_Problem statement_
Return the material word for word. Do not include the pictures.

_Entries supplied_
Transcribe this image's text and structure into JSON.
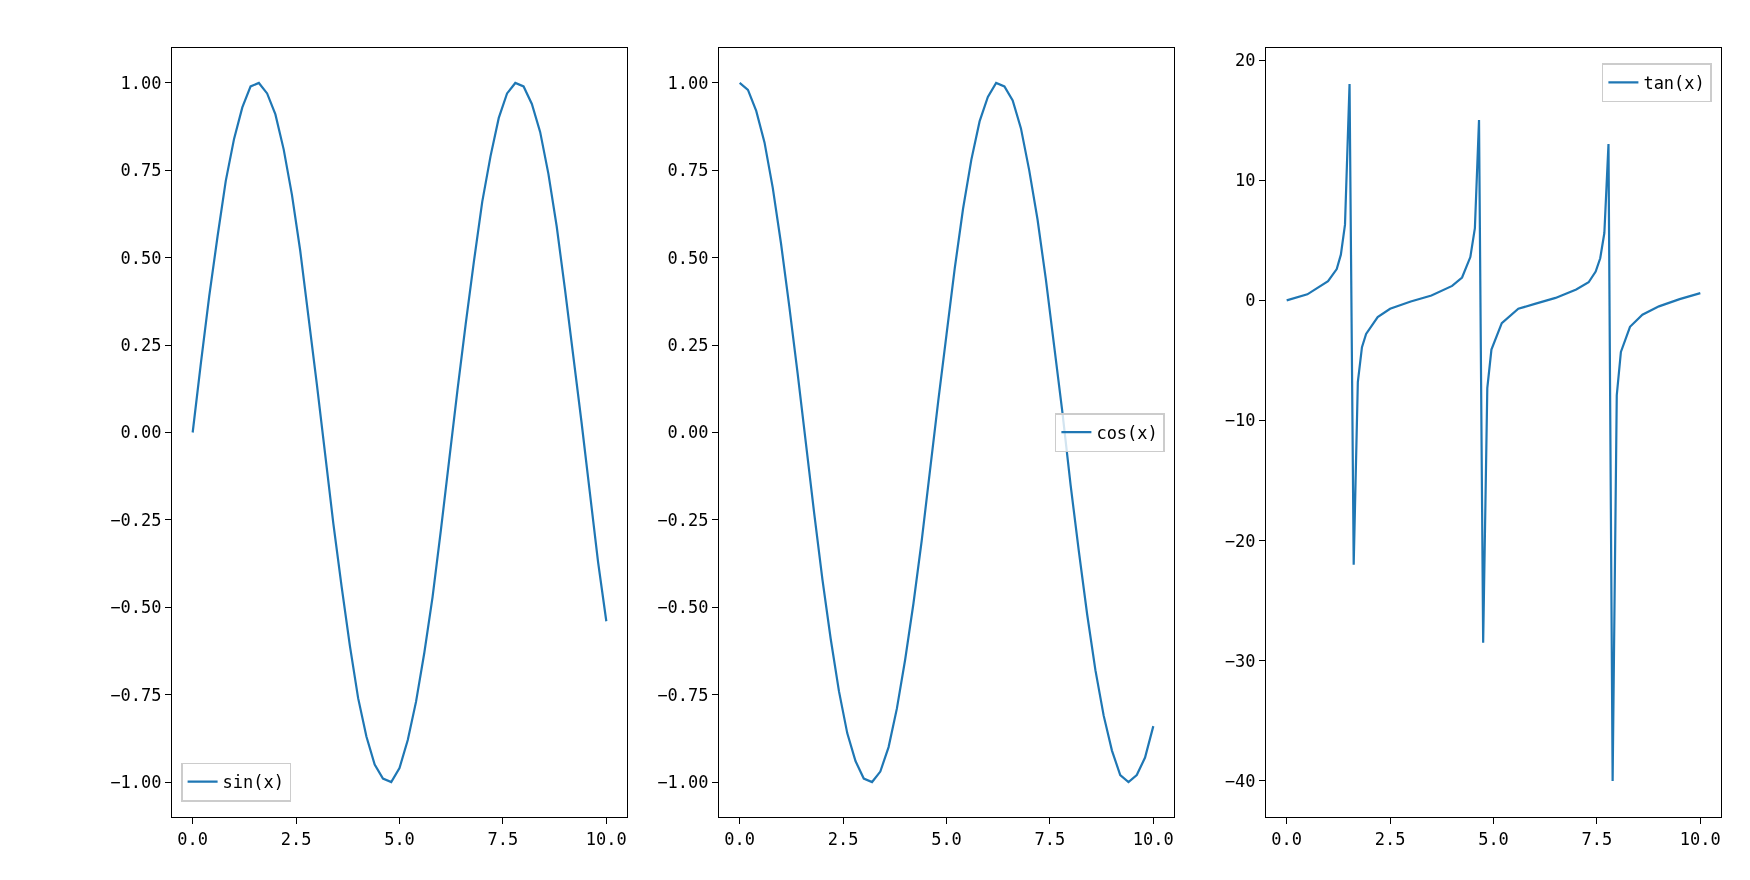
{
  "chart_data": [
    {
      "type": "line",
      "x": [
        0,
        0.2,
        0.4,
        0.6,
        0.8,
        1.0,
        1.2,
        1.4,
        1.6,
        1.8,
        2.0,
        2.2,
        2.4,
        2.6,
        2.8,
        3.0,
        3.2,
        3.4,
        3.6,
        3.8,
        4.0,
        4.2,
        4.4,
        4.6,
        4.8,
        5.0,
        5.2,
        5.4,
        5.6,
        5.8,
        6.0,
        6.2,
        6.4,
        6.6,
        6.8,
        7.0,
        7.2,
        7.4,
        7.6,
        7.8,
        8.0,
        8.2,
        8.4,
        8.6,
        8.8,
        9.0,
        9.2,
        9.4,
        9.6,
        9.8,
        10
      ],
      "series": [
        {
          "name": "sin(x)",
          "color": "#1f77b4",
          "values": [
            0,
            0.2,
            0.39,
            0.56,
            0.72,
            0.84,
            0.93,
            0.99,
            1.0,
            0.97,
            0.91,
            0.81,
            0.68,
            0.52,
            0.33,
            0.14,
            -0.06,
            -0.26,
            -0.44,
            -0.61,
            -0.76,
            -0.87,
            -0.95,
            -0.99,
            -1.0,
            -0.96,
            -0.88,
            -0.77,
            -0.63,
            -0.47,
            -0.28,
            -0.08,
            0.12,
            0.31,
            0.49,
            0.66,
            0.79,
            0.9,
            0.97,
            1.0,
            0.99,
            0.94,
            0.86,
            0.74,
            0.59,
            0.41,
            0.22,
            0.03,
            -0.17,
            -0.37,
            -0.54
          ]
        }
      ],
      "xlim": [
        -0.5,
        10.5
      ],
      "xticks": [
        {
          "value": 0,
          "label": "0.0"
        },
        {
          "value": 2.5,
          "label": "2.5"
        },
        {
          "value": 5,
          "label": "5.0"
        },
        {
          "value": 7.5,
          "label": "7.5"
        },
        {
          "value": 10,
          "label": "10.0"
        }
      ],
      "ylim": [
        -1.1,
        1.1
      ],
      "yticks": [
        {
          "value": -1,
          "label": "−1.00"
        },
        {
          "value": -0.75,
          "label": "−0.75"
        },
        {
          "value": -0.5,
          "label": "−0.50"
        },
        {
          "value": -0.25,
          "label": "−0.25"
        },
        {
          "value": 0,
          "label": "0.00"
        },
        {
          "value": 0.25,
          "label": "0.25"
        },
        {
          "value": 0.5,
          "label": "0.50"
        },
        {
          "value": 0.75,
          "label": "0.75"
        },
        {
          "value": 1,
          "label": "1.00"
        }
      ],
      "legend": "bottom left"
    },
    {
      "type": "line",
      "x": [
        0,
        0.2,
        0.4,
        0.6,
        0.8,
        1.0,
        1.2,
        1.4,
        1.6,
        1.8,
        2.0,
        2.2,
        2.4,
        2.6,
        2.8,
        3.0,
        3.2,
        3.4,
        3.6,
        3.8,
        4.0,
        4.2,
        4.4,
        4.6,
        4.8,
        5.0,
        5.2,
        5.4,
        5.6,
        5.8,
        6.0,
        6.2,
        6.4,
        6.6,
        6.8,
        7.0,
        7.2,
        7.4,
        7.6,
        7.8,
        8.0,
        8.2,
        8.4,
        8.6,
        8.8,
        9.0,
        9.2,
        9.4,
        9.6,
        9.8,
        10
      ],
      "series": [
        {
          "name": "cos(x)",
          "color": "#1f77b4",
          "values": [
            1.0,
            0.98,
            0.92,
            0.83,
            0.7,
            0.54,
            0.36,
            0.17,
            -0.03,
            -0.23,
            -0.42,
            -0.59,
            -0.74,
            -0.86,
            -0.94,
            -0.99,
            -1.0,
            -0.97,
            -0.9,
            -0.79,
            -0.65,
            -0.49,
            -0.31,
            -0.11,
            0.09,
            0.28,
            0.47,
            0.64,
            0.78,
            0.89,
            0.96,
            1.0,
            0.99,
            0.95,
            0.87,
            0.75,
            0.61,
            0.44,
            0.25,
            0.06,
            -0.15,
            -0.34,
            -0.52,
            -0.68,
            -0.81,
            -0.91,
            -0.98,
            -1.0,
            -0.98,
            -0.93,
            -0.84
          ]
        }
      ],
      "xlim": [
        -0.5,
        10.5
      ],
      "xticks": [
        {
          "value": 0,
          "label": "0.0"
        },
        {
          "value": 2.5,
          "label": "2.5"
        },
        {
          "value": 5,
          "label": "5.0"
        },
        {
          "value": 7.5,
          "label": "7.5"
        },
        {
          "value": 10,
          "label": "10.0"
        }
      ],
      "ylim": [
        -1.1,
        1.1
      ],
      "yticks": [
        {
          "value": -1,
          "label": "−1.00"
        },
        {
          "value": -0.75,
          "label": "−0.75"
        },
        {
          "value": -0.5,
          "label": "−0.50"
        },
        {
          "value": -0.25,
          "label": "−0.25"
        },
        {
          "value": 0,
          "label": "0.00"
        },
        {
          "value": 0.25,
          "label": "0.25"
        },
        {
          "value": 0.5,
          "label": "0.50"
        },
        {
          "value": 0.75,
          "label": "0.75"
        },
        {
          "value": 1,
          "label": "1.00"
        }
      ],
      "legend": "right"
    },
    {
      "type": "line",
      "x": [
        0,
        0.5,
        1.0,
        1.21,
        1.31,
        1.41,
        1.52,
        1.62,
        1.72,
        1.82,
        1.92,
        2.2,
        2.5,
        3.0,
        3.5,
        4.0,
        4.24,
        4.44,
        4.55,
        4.65,
        4.75,
        4.85,
        4.95,
        5.2,
        5.6,
        6.0,
        6.5,
        7.0,
        7.3,
        7.47,
        7.58,
        7.68,
        7.78,
        7.88,
        7.98,
        8.08,
        8.3,
        8.6,
        9.0,
        9.5,
        10
      ],
      "series": [
        {
          "name": "tan(x)",
          "color": "#1f77b4",
          "values": [
            0,
            0.5,
            1.6,
            2.6,
            3.8,
            6.3,
            18,
            -22,
            -6.8,
            -3.9,
            -2.8,
            -1.4,
            -0.7,
            -0.1,
            0.4,
            1.2,
            1.9,
            3.6,
            6,
            15,
            -28.5,
            -7.3,
            -4.1,
            -1.9,
            -0.7,
            -0.3,
            0.2,
            0.9,
            1.5,
            2.4,
            3.5,
            5.6,
            13,
            -40,
            -7.9,
            -4.3,
            -2.2,
            -1.2,
            -0.5,
            0.1,
            0.6
          ]
        }
      ],
      "xlim": [
        -0.5,
        10.5
      ],
      "xticks": [
        {
          "value": 0,
          "label": "0.0"
        },
        {
          "value": 2.5,
          "label": "2.5"
        },
        {
          "value": 5,
          "label": "5.0"
        },
        {
          "value": 7.5,
          "label": "7.5"
        },
        {
          "value": 10,
          "label": "10.0"
        }
      ],
      "ylim": [
        -43,
        21
      ],
      "yticks": [
        {
          "value": -40,
          "label": "−40"
        },
        {
          "value": -30,
          "label": "−30"
        },
        {
          "value": -20,
          "label": "−20"
        },
        {
          "value": -10,
          "label": "−10"
        },
        0,
        10,
        20
      ],
      "legend": "top right"
    }
  ]
}
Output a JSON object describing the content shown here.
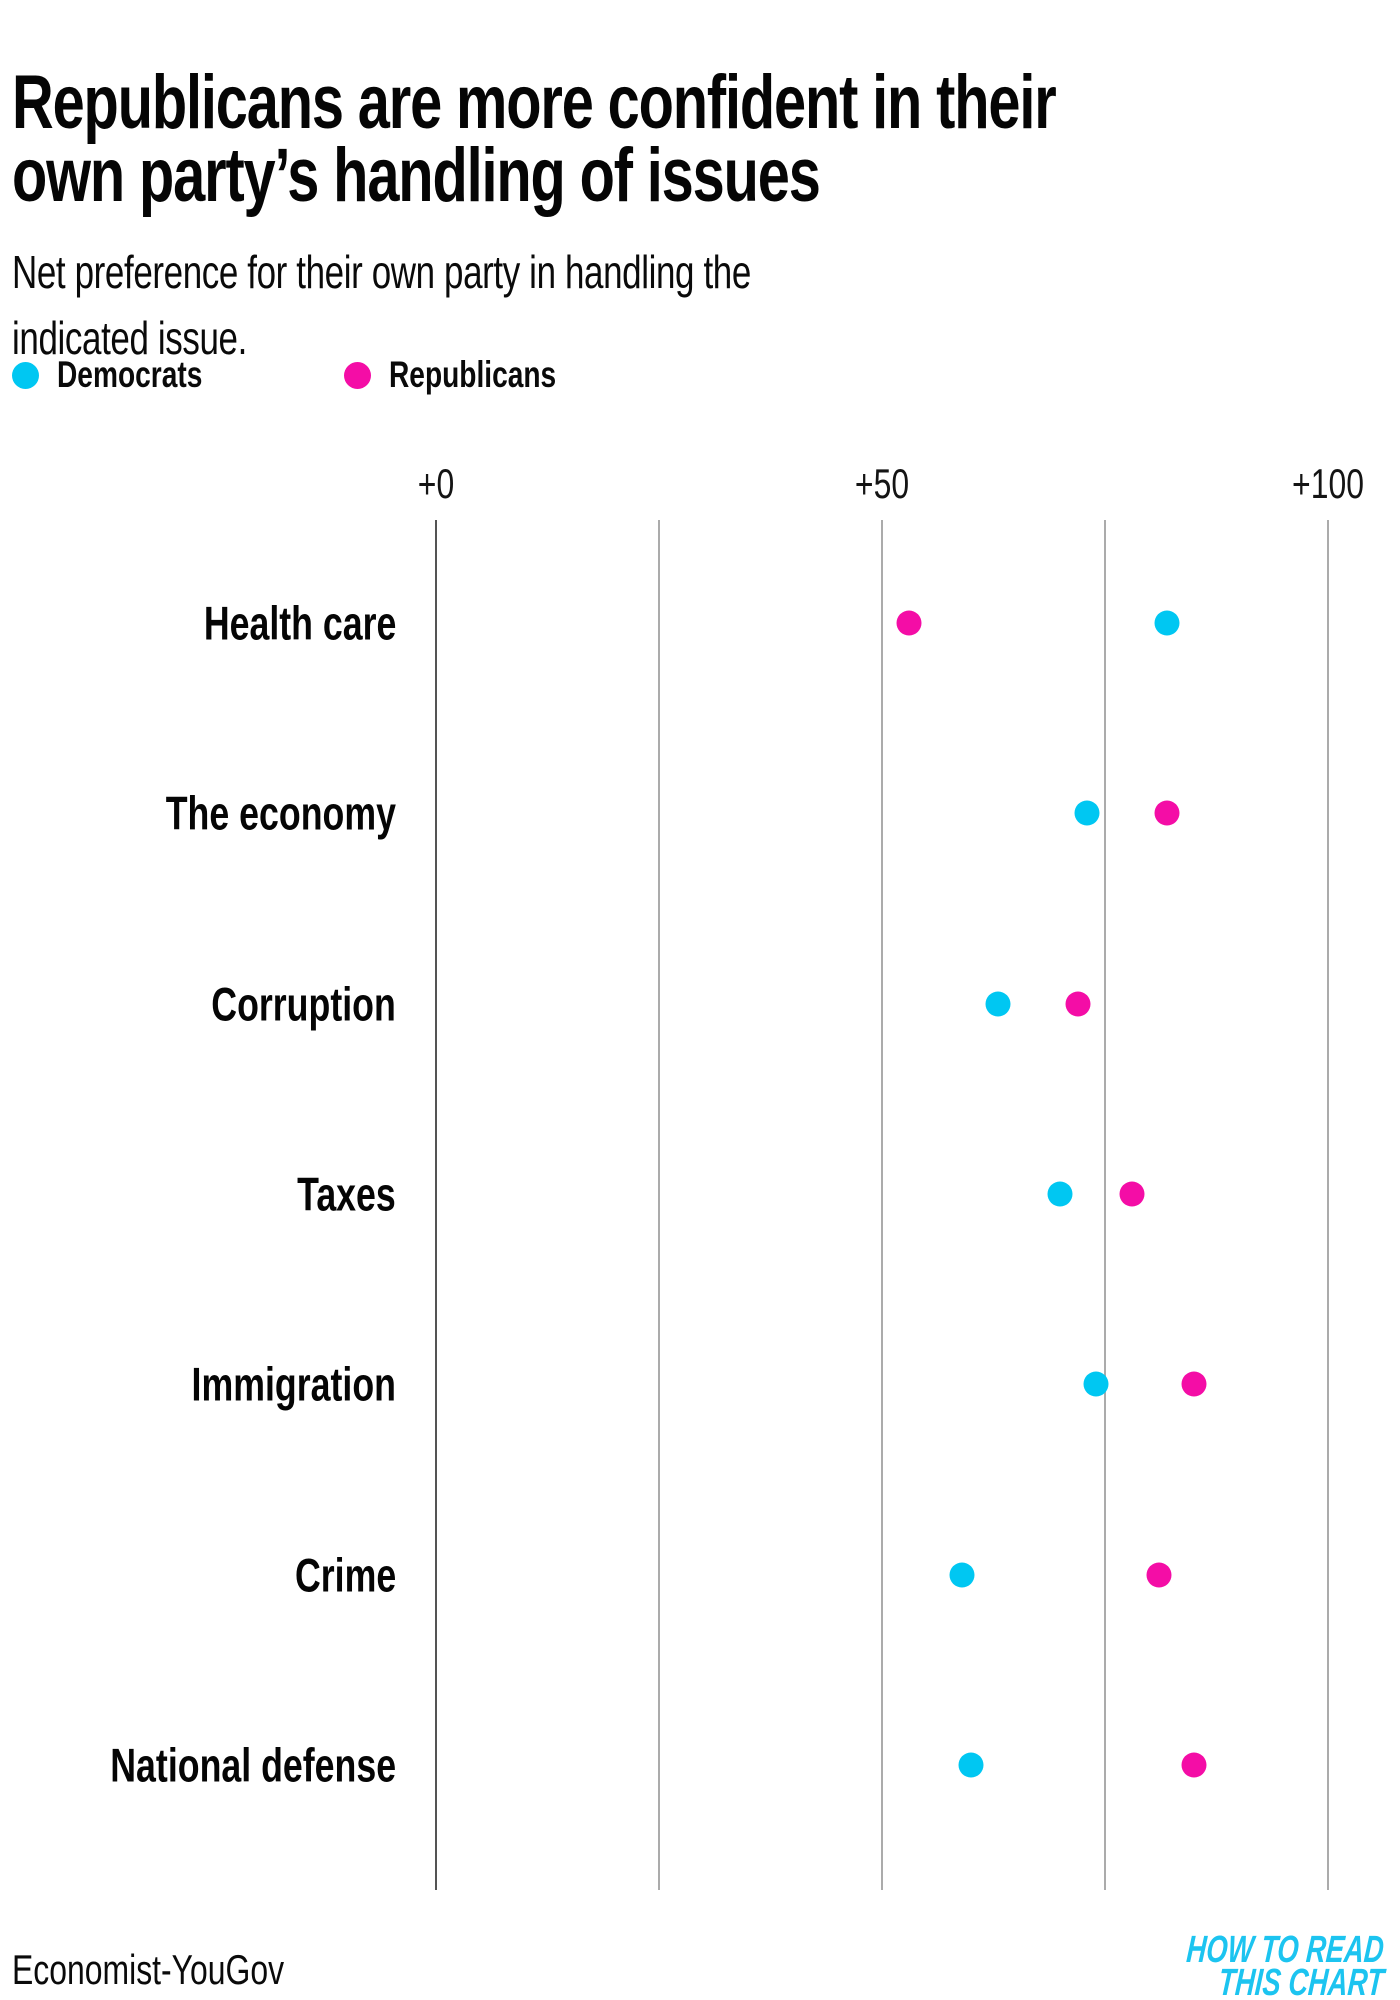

_Complete output_
Transcribe this image's text and structure into JSON.
{
  "chart_data": [
    {
      "type": "line",
      "x": [
        0,
        0.2,
        0.4,
        0.6,
        0.8,
        1.0,
        1.2,
        1.4,
        1.6,
        1.8,
        2.0,
        2.2,
        2.4,
        2.6,
        2.8,
        3.0,
        3.2,
        3.4,
        3.6,
        3.8,
        4.0,
        4.2,
        4.4,
        4.6,
        4.8,
        5.0,
        5.2,
        5.4,
        5.6,
        5.8,
        6.0,
        6.2,
        6.4,
        6.6,
        6.8,
        7.0,
        7.2,
        7.4,
        7.6,
        7.8,
        8.0,
        8.2,
        8.4,
        8.6,
        8.8,
        9.0,
        9.2,
        9.4,
        9.6,
        9.8,
        10
      ],
      "series": [
        {
          "name": "sin(x)",
          "color": "#1f77b4",
          "values": [
            0,
            0.2,
            0.39,
            0.56,
            0.72,
            0.84,
            0.93,
            0.99,
            1.0,
            0.97,
            0.91,
            0.81,
            0.68,
            0.52,
            0.33,
            0.14,
            -0.06,
            -0.26,
            -0.44,
            -0.61,
            -0.76,
            -0.87,
            -0.95,
            -0.99,
            -1.0,
            -0.96,
            -0.88,
            -0.77,
            -0.63,
            -0.47,
            -0.28,
            -0.08,
            0.12,
            0.31,
            0.49,
            0.66,
            0.79,
            0.9,
            0.97,
            1.0,
            0.99,
            0.94,
            0.86,
            0.74,
            0.59,
            0.41,
            0.22,
            0.03,
            -0.17,
            -0.37,
            -0.54
          ]
        }
      ],
      "xlim": [
        -0.5,
        10.5
      ],
      "xticks": [
        {
          "value": 0,
          "label": "0.0"
        },
        {
          "value": 2.5,
          "label": "2.5"
        },
        {
          "value": 5,
          "label": "5.0"
        },
        {
          "value": 7.5,
          "label": "7.5"
        },
        {
          "value": 10,
          "label": "10.0"
        }
      ],
      "ylim": [
        -1.1,
        1.1
      ],
      "yticks": [
        {
          "value": -1,
          "label": "−1.00"
        },
        {
          "value": -0.75,
          "label": "−0.75"
        },
        {
          "value": -0.5,
          "label": "−0.50"
        },
        {
          "value": -0.25,
          "label": "−0.25"
        },
        {
          "value": 0,
          "label": "0.00"
        },
        {
          "value": 0.25,
          "label": "0.25"
        },
        {
          "value": 0.5,
          "label": "0.50"
        },
        {
          "value": 0.75,
          "label": "0.75"
        },
        {
          "value": 1,
          "label": "1.00"
        }
      ],
      "legend": "bottom left"
    },
    {
      "type": "line",
      "x": [
        0,
        0.2,
        0.4,
        0.6,
        0.8,
        1.0,
        1.2,
        1.4,
        1.6,
        1.8,
        2.0,
        2.2,
        2.4,
        2.6,
        2.8,
        3.0,
        3.2,
        3.4,
        3.6,
        3.8,
        4.0,
        4.2,
        4.4,
        4.6,
        4.8,
        5.0,
        5.2,
        5.4,
        5.6,
        5.8,
        6.0,
        6.2,
        6.4,
        6.6,
        6.8,
        7.0,
        7.2,
        7.4,
        7.6,
        7.8,
        8.0,
        8.2,
        8.4,
        8.6,
        8.8,
        9.0,
        9.2,
        9.4,
        9.6,
        9.8,
        10
      ],
      "series": [
        {
          "name": "cos(x)",
          "color": "#1f77b4",
          "values": [
            1.0,
            0.98,
            0.92,
            0.83,
            0.7,
            0.54,
            0.36,
            0.17,
            -0.03,
            -0.23,
            -0.42,
            -0.59,
            -0.74,
            -0.86,
            -0.94,
            -0.99,
            -1.0,
            -0.97,
            -0.9,
            -0.79,
            -0.65,
            -0.49,
            -0.31,
            -0.11,
            0.09,
            0.28,
            0.47,
            0.64,
            0.78,
            0.89,
            0.96,
            1.0,
            0.99,
            0.95,
            0.87,
            0.75,
            0.61,
            0.44,
            0.25,
            0.06,
            -0.15,
            -0.34,
            -0.52,
            -0.68,
            -0.81,
            -0.91,
            -0.98,
            -1.0,
            -0.98,
            -0.93,
            -0.84
          ]
        }
      ],
      "xlim": [
        -0.5,
        10.5
      ],
      "xticks": [
        {
          "value": 0,
          "label": "0.0"
        },
        {
          "value": 2.5,
          "label": "2.5"
        },
        {
          "value": 5,
          "label": "5.0"
        },
        {
          "value": 7.5,
          "label": "7.5"
        },
        {
          "value": 10,
          "label": "10.0"
        }
      ],
      "ylim": [
        -1.1,
        1.1
      ],
      "yticks": [
        {
          "value": -1,
          "label": "−1.00"
        },
        {
          "value": -0.75,
          "label": "−0.75"
        },
        {
          "value": -0.5,
          "label": "−0.50"
        },
        {
          "value": -0.25,
          "label": "−0.25"
        },
        {
          "value": 0,
          "label": "0.00"
        },
        {
          "value": 0.25,
          "label": "0.25"
        },
        {
          "value": 0.5,
          "label": "0.50"
        },
        {
          "value": 0.75,
          "label": "0.75"
        },
        {
          "value": 1,
          "label": "1.00"
        }
      ],
      "legend": "right"
    },
    {
      "type": "line",
      "x": [
        0,
        0.5,
        1.0,
        1.21,
        1.31,
        1.41,
        1.52,
        1.62,
        1.72,
        1.82,
        1.92,
        2.2,
        2.5,
        3.0,
        3.5,
        4.0,
        4.24,
        4.44,
        4.55,
        4.65,
        4.75,
        4.85,
        4.95,
        5.2,
        5.6,
        6.0,
        6.5,
        7.0,
        7.3,
        7.47,
        7.58,
        7.68,
        7.78,
        7.88,
        7.98,
        8.08,
        8.3,
        8.6,
        9.0,
        9.5,
        10
      ],
      "series": [
        {
          "name": "tan(x)",
          "color": "#1f77b4",
          "values": [
            0,
            0.5,
            1.6,
            2.6,
            3.8,
            6.3,
            18,
            -22,
            -6.8,
            -3.9,
            -2.8,
            -1.4,
            -0.7,
            -0.1,
            0.4,
            1.2,
            1.9,
            3.6,
            6,
            15,
            -28.5,
            -7.3,
            -4.1,
            -1.9,
            -0.7,
            -0.3,
            0.2,
            0.9,
            1.5,
            2.4,
            3.5,
            5.6,
            13,
            -40,
            -7.9,
            -4.3,
            -2.2,
            -1.2,
            -0.5,
            0.1,
            0.6
          ]
        }
      ],
      "xlim": [
        -0.5,
        10.5
      ],
      "xticks": [
        {
          "value": 0,
          "label": "0.0"
        },
        {
          "value": 2.5,
          "label": "2.5"
        },
        {
          "value": 5,
          "label": "5.0"
        },
        {
          "value": 7.5,
          "label": "7.5"
        },
        {
          "value": 10,
          "label": "10.0"
        }
      ],
      "ylim": [
        -43,
        21
      ],
      "yticks": [
        {
          "value": -40,
          "label": "−40"
        },
        {
          "value": -30,
          "label": "−30"
        },
        {
          "value": -20,
          "label": "−20"
        },
        {
          "value": -10,
          "label": "−10"
        },
        0,
        10,
        20
      ],
      "legend": "top right"
    }
  ]
}
Output a JSON object describing the content shown here.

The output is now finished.